Among the entries, which lines carry the string "name"? Copy each of them.

# [Provided material]
================

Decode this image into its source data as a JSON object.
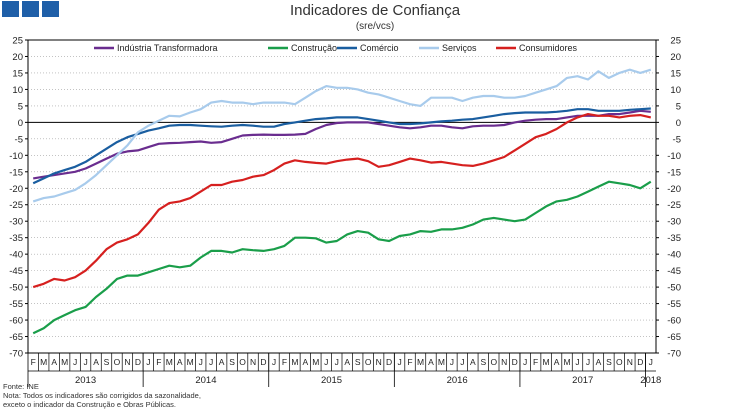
{
  "header": {
    "title": "Indicadores de Confiança",
    "subtitle": "(sre/vcs)"
  },
  "footer": {
    "source": "Fonte: INE",
    "note_line1": "Nota: Todos os indicadores são corrigidos da sazonalidade,",
    "note_line2": "exceto o indicador da Construção e Obras Públicas."
  },
  "colors": {
    "logo": "#1f5fa8",
    "axis": "#000000",
    "grid": "#a0a0a0"
  },
  "chart_data": {
    "type": "line",
    "title": "Indicadores de Confiança",
    "subtitle": "(sre/vcs)",
    "ylim": [
      -70,
      25
    ],
    "y_ticks": [
      25,
      20,
      15,
      10,
      5,
      0,
      -5,
      -10,
      -15,
      -20,
      -25,
      -30,
      -35,
      -40,
      -45,
      -50,
      -55,
      -60,
      -65,
      -70
    ],
    "secondary_y_axis": true,
    "grid": "horizontal dotted",
    "legend_position": "top",
    "months": [
      "F",
      "M",
      "A",
      "M",
      "J",
      "J",
      "A",
      "S",
      "O",
      "N",
      "D",
      "J",
      "F",
      "M",
      "A",
      "M",
      "J",
      "J",
      "A",
      "S",
      "O",
      "N",
      "D",
      "J",
      "F",
      "M",
      "A",
      "M",
      "J",
      "J",
      "A",
      "S",
      "O",
      "N",
      "D",
      "J",
      "F",
      "M",
      "A",
      "M",
      "J",
      "J",
      "A",
      "S",
      "O",
      "N",
      "D",
      "J",
      "F",
      "M",
      "A",
      "M",
      "J",
      "J",
      "A",
      "S",
      "O",
      "N",
      "D",
      "J"
    ],
    "years": [
      {
        "label": "2013",
        "start": 0,
        "end": 10
      },
      {
        "label": "2014",
        "start": 11,
        "end": 22
      },
      {
        "label": "2015",
        "start": 23,
        "end": 34
      },
      {
        "label": "2016",
        "start": 35,
        "end": 46
      },
      {
        "label": "2017",
        "start": 47,
        "end": 58
      },
      {
        "label": "2018",
        "start": 59,
        "end": 59
      }
    ],
    "series": [
      {
        "name": "Indústria Transformadora",
        "color": "#6a2d8f",
        "values": [
          -17.0,
          -16.5,
          -16.0,
          -15.5,
          -15.0,
          -14.0,
          -12.5,
          -11.0,
          -9.5,
          -8.8,
          -8.5,
          -7.5,
          -6.5,
          -6.3,
          -6.2,
          -6.0,
          -5.8,
          -6.2,
          -6.0,
          -5.0,
          -4.0,
          -3.8,
          -3.7,
          -3.8,
          -3.8,
          -3.7,
          -3.5,
          -2.0,
          -0.8,
          -0.2,
          0.0,
          0.0,
          0.0,
          -0.5,
          -1.0,
          -1.5,
          -1.8,
          -1.5,
          -1.0,
          -1.0,
          -1.5,
          -1.8,
          -1.2,
          -1.0,
          -1.0,
          -0.8,
          0.0,
          0.5,
          0.8,
          1.0,
          1.0,
          1.5,
          2.0,
          2.0,
          2.0,
          2.5,
          2.5,
          3.0,
          3.5,
          3.2
        ]
      },
      {
        "name": "Construção",
        "color": "#1a9e4a",
        "values": [
          -64.0,
          -62.5,
          -60.0,
          -58.5,
          -57.0,
          -56.0,
          -53.0,
          -50.5,
          -47.5,
          -46.5,
          -46.5,
          -45.5,
          -44.5,
          -43.5,
          -44.0,
          -43.5,
          -41.0,
          -39.0,
          -39.0,
          -39.5,
          -38.5,
          -38.8,
          -39.0,
          -38.5,
          -37.5,
          -35.0,
          -35.0,
          -35.2,
          -36.5,
          -36.0,
          -34.0,
          -33.0,
          -33.5,
          -35.5,
          -36.0,
          -34.5,
          -34.0,
          -33.0,
          -33.2,
          -32.5,
          -32.5,
          -32.0,
          -31.0,
          -29.5,
          -29.0,
          -29.5,
          -30.0,
          -29.5,
          -27.5,
          -25.5,
          -24.0,
          -23.5,
          -22.5,
          -21.0,
          -19.5,
          -18.0,
          -18.5,
          -19.0,
          -20.0,
          -18.0
        ]
      },
      {
        "name": "Comércio",
        "color": "#1a5ea0",
        "values": [
          -18.5,
          -17.0,
          -15.5,
          -14.5,
          -13.5,
          -12.0,
          -10.0,
          -8.0,
          -6.0,
          -4.5,
          -3.5,
          -2.5,
          -1.8,
          -1.0,
          -0.8,
          -0.8,
          -1.0,
          -1.2,
          -1.3,
          -1.0,
          -0.8,
          -1.0,
          -1.3,
          -1.3,
          -0.5,
          0.0,
          0.5,
          1.0,
          1.2,
          1.5,
          1.5,
          1.5,
          1.0,
          0.5,
          0.0,
          -0.5,
          -0.5,
          -0.3,
          0.0,
          0.3,
          0.5,
          0.8,
          1.0,
          1.5,
          2.0,
          2.5,
          2.8,
          3.0,
          3.0,
          3.0,
          3.2,
          3.5,
          4.0,
          4.0,
          3.5,
          3.5,
          3.5,
          3.8,
          4.0,
          4.2
        ]
      },
      {
        "name": "Serviços",
        "color": "#a8cbec",
        "values": [
          -24.0,
          -23.0,
          -22.5,
          -21.5,
          -20.5,
          -18.5,
          -16.0,
          -13.0,
          -10.0,
          -7.0,
          -3.0,
          -1.0,
          0.5,
          2.0,
          1.8,
          3.0,
          4.0,
          6.0,
          6.5,
          6.0,
          6.0,
          5.5,
          6.0,
          6.0,
          6.0,
          5.5,
          7.5,
          9.5,
          11.0,
          10.5,
          10.5,
          10.0,
          9.0,
          8.5,
          7.5,
          6.5,
          5.5,
          5.0,
          7.5,
          7.5,
          7.5,
          6.5,
          7.5,
          8.0,
          8.0,
          7.5,
          7.5,
          8.0,
          9.0,
          10.0,
          11.0,
          13.5,
          14.0,
          13.0,
          15.5,
          13.5,
          15.0,
          16.0,
          15.0,
          16.0
        ]
      },
      {
        "name": "Consumidores",
        "color": "#d6201f",
        "values": [
          -50.0,
          -49.0,
          -47.5,
          -48.0,
          -47.0,
          -45.0,
          -42.0,
          -38.5,
          -36.5,
          -35.5,
          -34.0,
          -30.5,
          -26.5,
          -24.5,
          -24.0,
          -23.0,
          -21.0,
          -19.0,
          -19.0,
          -18.0,
          -17.5,
          -16.5,
          -16.0,
          -14.5,
          -12.5,
          -11.5,
          -12.0,
          -12.3,
          -12.5,
          -11.8,
          -11.3,
          -11.0,
          -11.8,
          -13.5,
          -13.0,
          -12.0,
          -11.0,
          -11.5,
          -12.2,
          -12.0,
          -12.5,
          -13.0,
          -13.2,
          -12.5,
          -11.5,
          -10.5,
          -8.5,
          -6.5,
          -4.5,
          -3.5,
          -2.0,
          0.0,
          1.5,
          2.5,
          2.0,
          2.0,
          1.5,
          2.0,
          2.2,
          1.5
        ]
      }
    ]
  }
}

================

# [Solution for this exercise]
        "name": "Indústria Transformadora",
        "name": "Construção",
        "name": "Comércio",
        "name": "Serviços",
        "name": "Consumidores",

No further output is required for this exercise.